• What is asked: Copy the records below character for character, from their first line through the line that contains "- sort-label: Sort:: [388, 409, 411, 421]".
[BEGIN]
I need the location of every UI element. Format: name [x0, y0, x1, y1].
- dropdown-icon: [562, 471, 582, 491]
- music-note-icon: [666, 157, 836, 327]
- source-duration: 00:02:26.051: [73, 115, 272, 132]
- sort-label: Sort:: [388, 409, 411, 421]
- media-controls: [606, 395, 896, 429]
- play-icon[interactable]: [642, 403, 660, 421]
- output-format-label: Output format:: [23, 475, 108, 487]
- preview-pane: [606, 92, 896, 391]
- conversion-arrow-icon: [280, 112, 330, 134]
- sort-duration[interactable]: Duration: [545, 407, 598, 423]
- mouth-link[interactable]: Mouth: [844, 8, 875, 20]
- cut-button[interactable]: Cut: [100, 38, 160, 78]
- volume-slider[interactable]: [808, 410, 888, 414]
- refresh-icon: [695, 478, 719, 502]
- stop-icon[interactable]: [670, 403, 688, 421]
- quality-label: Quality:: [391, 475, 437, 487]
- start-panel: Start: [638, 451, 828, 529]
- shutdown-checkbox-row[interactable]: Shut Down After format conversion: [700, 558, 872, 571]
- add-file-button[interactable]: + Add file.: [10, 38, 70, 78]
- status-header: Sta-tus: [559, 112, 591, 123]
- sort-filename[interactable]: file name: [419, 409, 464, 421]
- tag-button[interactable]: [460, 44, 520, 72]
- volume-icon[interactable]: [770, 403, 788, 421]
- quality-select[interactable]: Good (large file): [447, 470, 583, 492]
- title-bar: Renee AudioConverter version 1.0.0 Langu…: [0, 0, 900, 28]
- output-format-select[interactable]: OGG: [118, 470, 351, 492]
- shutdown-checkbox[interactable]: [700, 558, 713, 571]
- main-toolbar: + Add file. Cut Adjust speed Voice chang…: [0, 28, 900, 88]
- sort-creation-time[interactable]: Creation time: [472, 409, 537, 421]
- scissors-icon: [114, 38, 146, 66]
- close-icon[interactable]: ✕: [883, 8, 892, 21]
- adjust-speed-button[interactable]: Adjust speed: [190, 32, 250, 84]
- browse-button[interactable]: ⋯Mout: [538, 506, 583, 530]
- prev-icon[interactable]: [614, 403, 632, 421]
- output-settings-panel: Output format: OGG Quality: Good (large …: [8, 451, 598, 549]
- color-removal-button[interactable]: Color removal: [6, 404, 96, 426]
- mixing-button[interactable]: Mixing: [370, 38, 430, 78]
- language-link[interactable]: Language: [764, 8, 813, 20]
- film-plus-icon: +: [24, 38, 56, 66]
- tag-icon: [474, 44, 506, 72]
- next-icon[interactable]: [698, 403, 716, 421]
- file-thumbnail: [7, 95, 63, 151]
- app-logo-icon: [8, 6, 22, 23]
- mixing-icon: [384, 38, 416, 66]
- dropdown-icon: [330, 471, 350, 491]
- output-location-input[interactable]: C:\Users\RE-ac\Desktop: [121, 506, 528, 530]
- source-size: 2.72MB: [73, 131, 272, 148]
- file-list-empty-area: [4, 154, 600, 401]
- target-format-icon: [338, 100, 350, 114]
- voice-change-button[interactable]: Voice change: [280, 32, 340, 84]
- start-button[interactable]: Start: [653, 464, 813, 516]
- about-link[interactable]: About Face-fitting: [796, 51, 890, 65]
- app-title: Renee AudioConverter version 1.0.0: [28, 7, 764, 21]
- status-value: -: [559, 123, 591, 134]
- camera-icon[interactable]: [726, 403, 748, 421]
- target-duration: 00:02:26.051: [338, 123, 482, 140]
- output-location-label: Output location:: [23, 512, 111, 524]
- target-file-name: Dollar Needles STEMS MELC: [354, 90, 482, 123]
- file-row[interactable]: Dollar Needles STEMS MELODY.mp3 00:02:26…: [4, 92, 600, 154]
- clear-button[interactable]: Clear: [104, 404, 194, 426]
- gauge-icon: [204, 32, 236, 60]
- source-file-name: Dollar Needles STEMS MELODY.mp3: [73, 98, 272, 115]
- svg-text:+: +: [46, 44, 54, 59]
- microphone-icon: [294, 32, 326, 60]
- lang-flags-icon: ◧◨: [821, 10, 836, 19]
[END]
• Response to the task:
I need the location of every UI element. Format: name [x0, y0, x1, y1].
- dropdown-icon: [562, 471, 582, 491]
- music-note-icon: [666, 157, 836, 327]
- source-duration: 00:02:26.051: [73, 115, 272, 132]
- sort-label: Sort:: [388, 409, 411, 421]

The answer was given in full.